• **EXERCISE INSTRUCTIONS**
In your copy, repeat the records exactly and leave out the pictures.

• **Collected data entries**
━━━━━━━━━━━━━━━━

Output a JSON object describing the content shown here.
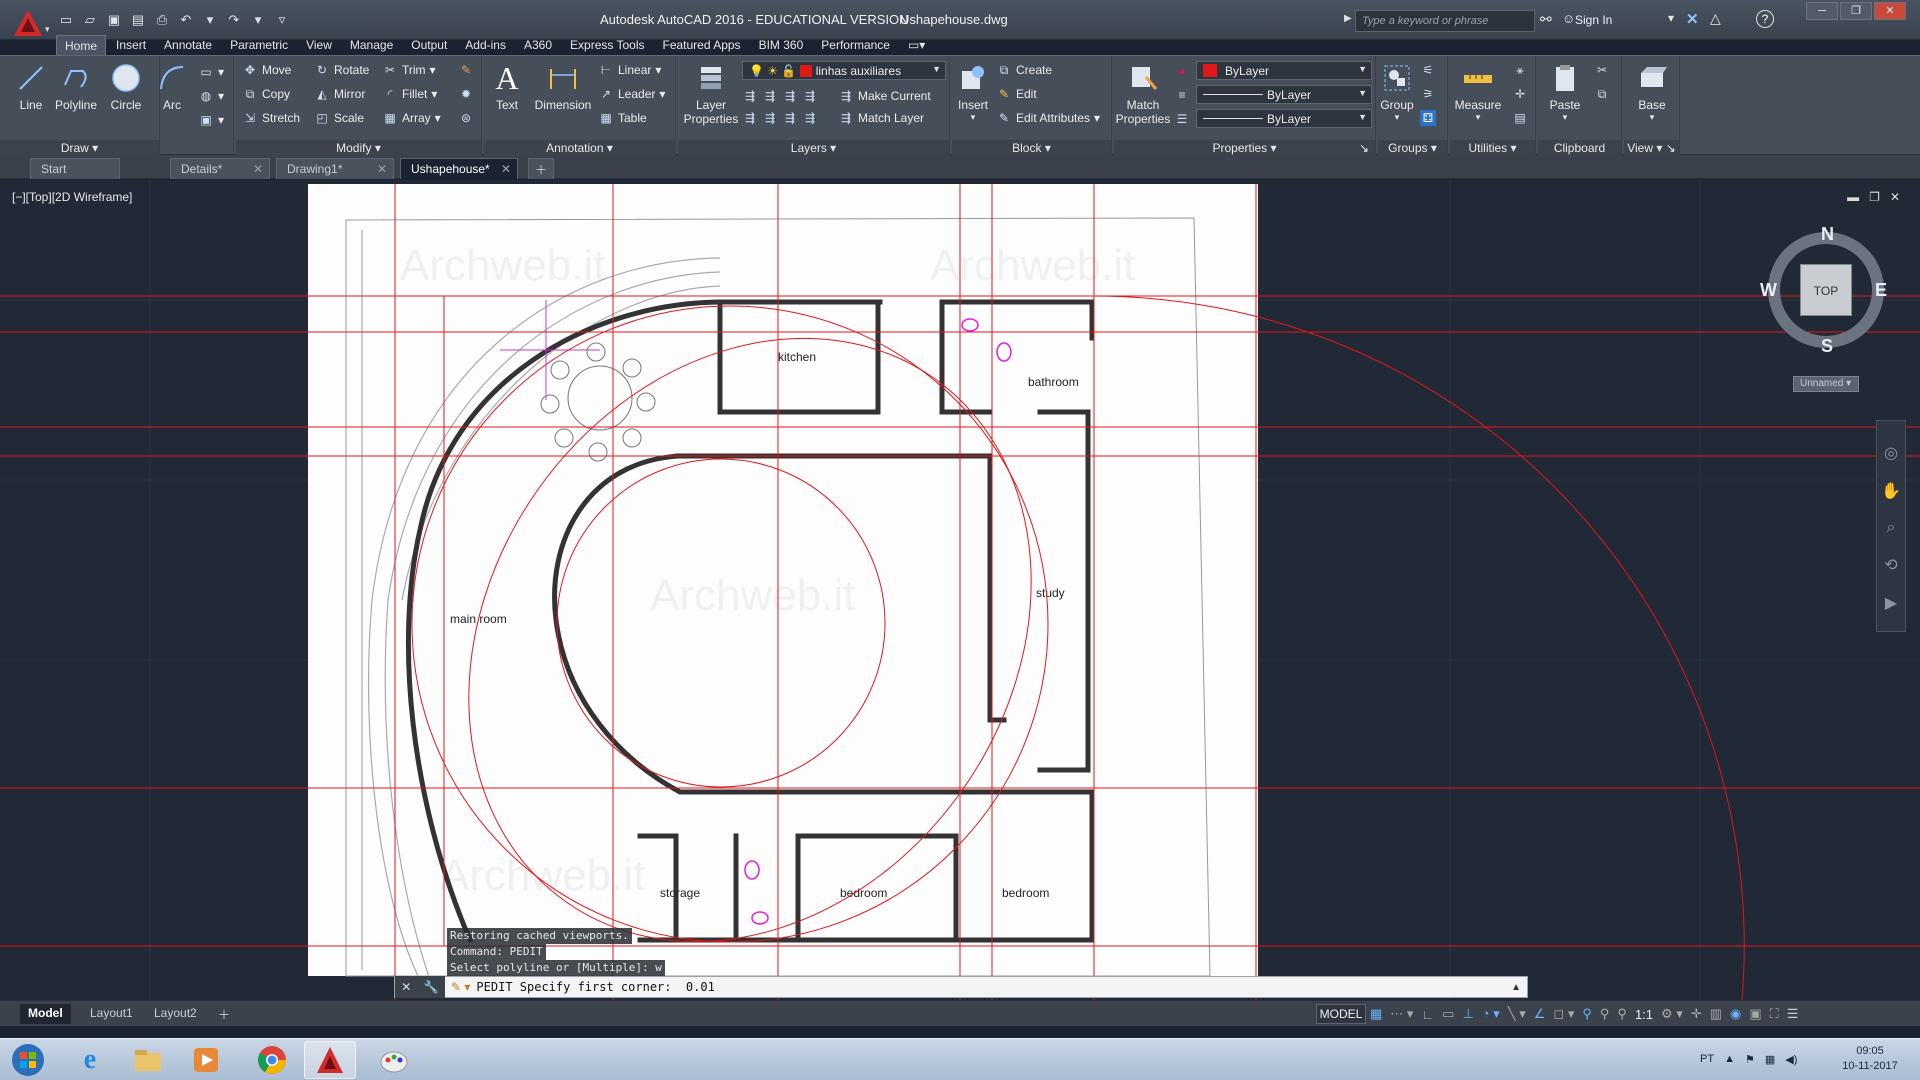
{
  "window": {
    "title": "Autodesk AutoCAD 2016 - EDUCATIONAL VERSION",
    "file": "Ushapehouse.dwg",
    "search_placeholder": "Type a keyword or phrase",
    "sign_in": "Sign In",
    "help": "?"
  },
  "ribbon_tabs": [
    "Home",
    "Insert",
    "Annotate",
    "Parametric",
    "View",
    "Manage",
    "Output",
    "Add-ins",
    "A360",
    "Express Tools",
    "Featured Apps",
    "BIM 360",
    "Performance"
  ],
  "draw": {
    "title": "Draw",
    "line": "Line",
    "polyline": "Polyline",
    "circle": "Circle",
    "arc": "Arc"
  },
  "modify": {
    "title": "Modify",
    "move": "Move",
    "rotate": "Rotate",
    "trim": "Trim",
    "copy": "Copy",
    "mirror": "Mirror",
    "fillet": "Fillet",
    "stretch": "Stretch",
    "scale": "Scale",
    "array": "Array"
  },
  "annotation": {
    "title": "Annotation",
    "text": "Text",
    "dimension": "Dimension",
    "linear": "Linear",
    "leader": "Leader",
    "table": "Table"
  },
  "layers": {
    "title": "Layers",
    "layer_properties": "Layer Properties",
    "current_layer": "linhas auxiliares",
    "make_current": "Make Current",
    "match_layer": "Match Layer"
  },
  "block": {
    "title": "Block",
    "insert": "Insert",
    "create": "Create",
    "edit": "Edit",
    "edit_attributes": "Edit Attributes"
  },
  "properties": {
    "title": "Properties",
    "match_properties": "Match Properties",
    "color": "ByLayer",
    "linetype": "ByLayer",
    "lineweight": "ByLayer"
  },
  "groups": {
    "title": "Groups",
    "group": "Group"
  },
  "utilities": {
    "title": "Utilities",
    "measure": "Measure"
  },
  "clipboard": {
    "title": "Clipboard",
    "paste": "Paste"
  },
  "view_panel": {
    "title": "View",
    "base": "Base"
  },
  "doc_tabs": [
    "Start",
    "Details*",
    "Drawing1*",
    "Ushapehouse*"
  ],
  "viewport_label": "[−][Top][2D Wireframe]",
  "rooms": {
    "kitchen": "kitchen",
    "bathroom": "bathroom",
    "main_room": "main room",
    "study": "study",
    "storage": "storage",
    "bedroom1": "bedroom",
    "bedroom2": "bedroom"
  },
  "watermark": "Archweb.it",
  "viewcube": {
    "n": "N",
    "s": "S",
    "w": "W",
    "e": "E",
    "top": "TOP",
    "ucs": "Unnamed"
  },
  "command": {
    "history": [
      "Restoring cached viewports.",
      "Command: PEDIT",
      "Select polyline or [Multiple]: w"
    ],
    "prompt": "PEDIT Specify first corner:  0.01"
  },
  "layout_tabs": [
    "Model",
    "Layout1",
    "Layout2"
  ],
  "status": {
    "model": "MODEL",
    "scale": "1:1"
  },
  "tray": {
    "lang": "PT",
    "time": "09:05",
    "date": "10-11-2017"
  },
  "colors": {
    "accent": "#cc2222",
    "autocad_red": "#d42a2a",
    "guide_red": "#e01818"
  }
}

━━━━━━━━━━━━━━━━

• **WRITTEN SOLUTION**
Output a JSON object describing the content shown here.
{
  "window": {
    "title": "Autodesk AutoCAD 2016 - EDUCATIONAL VERSION",
    "file": "Ushapehouse.dwg",
    "search_placeholder": "Type a keyword or phrase",
    "sign_in": "Sign In",
    "help": "?"
  },
  "ribbon_tabs": [
    "Home",
    "Insert",
    "Annotate",
    "Parametric",
    "View",
    "Manage",
    "Output",
    "Add-ins",
    "A360",
    "Express Tools",
    "Featured Apps",
    "BIM 360",
    "Performance"
  ],
  "draw": {
    "title": "Draw",
    "line": "Line",
    "polyline": "Polyline",
    "circle": "Circle",
    "arc": "Arc"
  },
  "modify": {
    "title": "Modify",
    "move": "Move",
    "rotate": "Rotate",
    "trim": "Trim",
    "copy": "Copy",
    "mirror": "Mirror",
    "fillet": "Fillet",
    "stretch": "Stretch",
    "scale": "Scale",
    "array": "Array"
  },
  "annotation": {
    "title": "Annotation",
    "text": "Text",
    "dimension": "Dimension",
    "linear": "Linear",
    "leader": "Leader",
    "table": "Table"
  },
  "layers": {
    "title": "Layers",
    "layer_properties": "Layer Properties",
    "current_layer": "linhas auxiliares",
    "make_current": "Make Current",
    "match_layer": "Match Layer"
  },
  "block": {
    "title": "Block",
    "insert": "Insert",
    "create": "Create",
    "edit": "Edit",
    "edit_attributes": "Edit Attributes"
  },
  "properties": {
    "title": "Properties",
    "match_properties": "Match Properties",
    "color": "ByLayer",
    "linetype": "ByLayer",
    "lineweight": "ByLayer"
  },
  "groups": {
    "title": "Groups",
    "group": "Group"
  },
  "utilities": {
    "title": "Utilities",
    "measure": "Measure"
  },
  "clipboard": {
    "title": "Clipboard",
    "paste": "Paste"
  },
  "view_panel": {
    "title": "View",
    "base": "Base"
  },
  "doc_tabs": [
    "Start",
    "Details*",
    "Drawing1*",
    "Ushapehouse*"
  ],
  "viewport_label": "[−][Top][2D Wireframe]",
  "rooms": {
    "kitchen": "kitchen",
    "bathroom": "bathroom",
    "main_room": "main room",
    "study": "study",
    "storage": "storage",
    "bedroom1": "bedroom",
    "bedroom2": "bedroom"
  },
  "watermark": "Archweb.it",
  "viewcube": {
    "n": "N",
    "s": "S",
    "w": "W",
    "e": "E",
    "top": "TOP",
    "ucs": "Unnamed"
  },
  "command": {
    "history": [
      "Restoring cached viewports.",
      "Command: PEDIT",
      "Select polyline or [Multiple]: w"
    ],
    "prompt": "PEDIT Specify first corner:  0.01"
  },
  "layout_tabs": [
    "Model",
    "Layout1",
    "Layout2"
  ],
  "status": {
    "model": "MODEL",
    "scale": "1:1"
  },
  "tray": {
    "lang": "PT",
    "time": "09:05",
    "date": "10-11-2017"
  },
  "colors": {
    "accent": "#cc2222",
    "autocad_red": "#d42a2a",
    "guide_red": "#e01818"
  }
}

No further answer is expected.